Challenge: Give the number of lines in the listing below that include the word "supervision", with nothing more.

Records:
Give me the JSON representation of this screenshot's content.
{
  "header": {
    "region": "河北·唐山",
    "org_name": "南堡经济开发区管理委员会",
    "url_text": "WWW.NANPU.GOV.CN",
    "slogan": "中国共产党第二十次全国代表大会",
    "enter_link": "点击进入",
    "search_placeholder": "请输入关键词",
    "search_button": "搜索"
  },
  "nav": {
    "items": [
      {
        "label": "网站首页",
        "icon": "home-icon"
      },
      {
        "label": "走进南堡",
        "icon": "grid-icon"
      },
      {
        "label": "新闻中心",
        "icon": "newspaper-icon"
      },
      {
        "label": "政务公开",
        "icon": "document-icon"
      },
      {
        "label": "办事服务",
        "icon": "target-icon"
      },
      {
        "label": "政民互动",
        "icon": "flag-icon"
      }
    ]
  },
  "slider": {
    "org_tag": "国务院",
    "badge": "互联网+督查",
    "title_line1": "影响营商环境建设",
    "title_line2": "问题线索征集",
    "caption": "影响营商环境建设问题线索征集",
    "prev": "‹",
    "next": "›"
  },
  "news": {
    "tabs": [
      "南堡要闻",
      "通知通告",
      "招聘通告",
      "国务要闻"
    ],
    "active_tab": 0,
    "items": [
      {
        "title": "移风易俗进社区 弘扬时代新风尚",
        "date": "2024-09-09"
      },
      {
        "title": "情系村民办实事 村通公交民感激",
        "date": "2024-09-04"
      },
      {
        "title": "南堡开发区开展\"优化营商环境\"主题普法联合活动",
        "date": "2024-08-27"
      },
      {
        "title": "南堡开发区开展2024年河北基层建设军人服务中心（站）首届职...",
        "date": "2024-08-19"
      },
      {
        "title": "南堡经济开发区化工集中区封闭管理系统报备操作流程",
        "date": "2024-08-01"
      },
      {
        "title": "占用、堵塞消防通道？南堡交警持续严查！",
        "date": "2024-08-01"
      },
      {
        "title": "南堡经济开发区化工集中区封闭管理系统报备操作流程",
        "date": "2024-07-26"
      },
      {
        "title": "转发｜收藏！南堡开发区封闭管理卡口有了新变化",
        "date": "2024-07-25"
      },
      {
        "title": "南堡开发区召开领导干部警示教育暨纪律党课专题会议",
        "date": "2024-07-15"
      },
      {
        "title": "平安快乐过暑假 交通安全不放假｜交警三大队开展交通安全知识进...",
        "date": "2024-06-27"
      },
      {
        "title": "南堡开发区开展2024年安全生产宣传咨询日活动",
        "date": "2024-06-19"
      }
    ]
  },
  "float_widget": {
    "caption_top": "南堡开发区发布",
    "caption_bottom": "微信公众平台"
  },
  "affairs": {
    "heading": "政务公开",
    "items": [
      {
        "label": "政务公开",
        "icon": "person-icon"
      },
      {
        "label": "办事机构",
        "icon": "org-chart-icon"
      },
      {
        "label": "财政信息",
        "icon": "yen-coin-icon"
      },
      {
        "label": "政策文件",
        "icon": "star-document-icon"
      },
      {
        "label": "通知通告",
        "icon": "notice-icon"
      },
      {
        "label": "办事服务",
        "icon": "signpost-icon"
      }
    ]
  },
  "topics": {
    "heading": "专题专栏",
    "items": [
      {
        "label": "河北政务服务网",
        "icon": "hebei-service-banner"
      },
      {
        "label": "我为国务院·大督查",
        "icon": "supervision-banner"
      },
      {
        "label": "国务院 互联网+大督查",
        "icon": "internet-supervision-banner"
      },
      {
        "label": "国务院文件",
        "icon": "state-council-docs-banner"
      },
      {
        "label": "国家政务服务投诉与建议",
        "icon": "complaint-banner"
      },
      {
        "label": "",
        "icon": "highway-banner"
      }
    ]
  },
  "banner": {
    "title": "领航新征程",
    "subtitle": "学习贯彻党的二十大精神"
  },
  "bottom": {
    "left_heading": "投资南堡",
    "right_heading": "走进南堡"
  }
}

Solution: 2